Data entries
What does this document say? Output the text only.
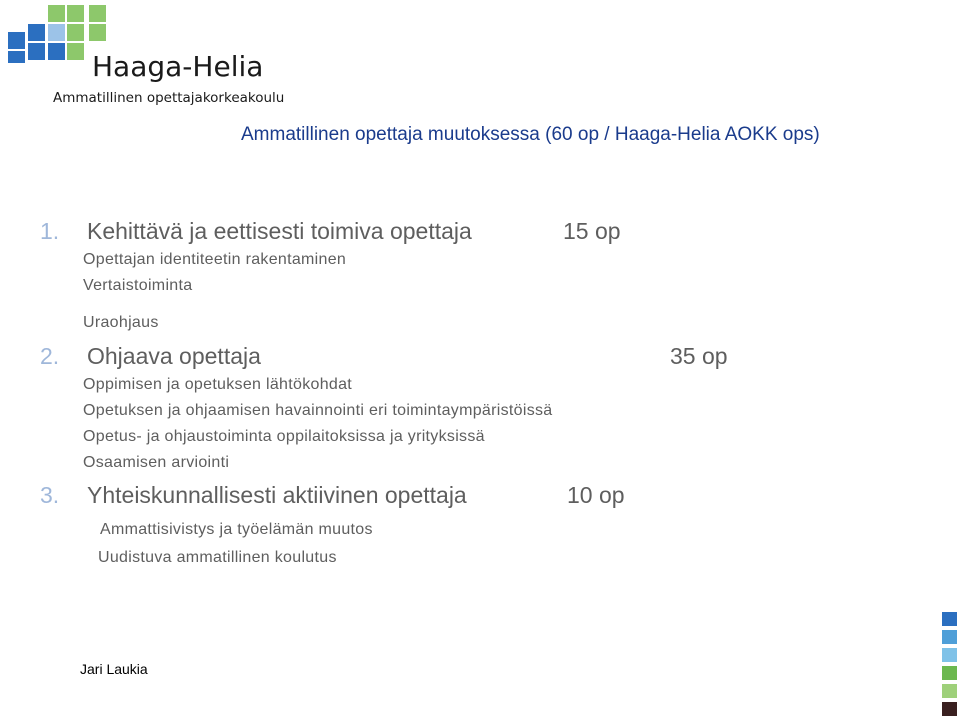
Haaga-Helia
Ammatillinen opettajakorkeakoulu
Ammatillinen opettaja muutoksessa (60 op / Haaga-Helia AOKK ops)
1. Kehittävä ja eettisesti toimiva opettaja	15 op
Opettajan identiteetin rakentaminen
Vertaistoiminta
Uraohjaus
2. Ohjaava opettaja	35 op
Oppimisen ja opetuksen lähtökohdat
Opetuksen ja ohjaamisen havainnointi eri toimintaympäristöissä
Opetus- ja ohjaustoiminta oppilaitoksissa ja yrityksissä
Osaamisen arviointi
3. Yhteiskunnallisesti aktiivinen opettaja	10 op
Ammattisivistys ja työelämän muutos
Uudistuva ammatillinen koulutus
Jari Laukia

_EXERCISE TASK:_ Repeat the records above exactly, omitting every picture.

_FULL SOLUTION:_
What does this document say? Output the text only.
Haaga-Helia
Ammatillinen opettajakorkeakoulu
Ammatillinen opettaja muutoksessa (60 op / Haaga-Helia AOKK ops)
1. Kehittävä ja eettisesti toimiva opettaja	15 op
Opettajan identiteetin rakentaminen
Vertaistoiminta
Uraohjaus
2. Ohjaava opettaja	35 op
Oppimisen ja opetuksen lähtökohdat
Opetuksen ja ohjaamisen havainnointi eri toimintaympäristöissä
Opetus- ja ohjaustoiminta oppilaitoksissa ja yrityksissä
Osaamisen arviointi
3. Yhteiskunnallisesti aktiivinen opettaja	10 op
Ammattisivistys ja työelämän muutos
Uudistuva ammatillinen koulutus
Jari Laukia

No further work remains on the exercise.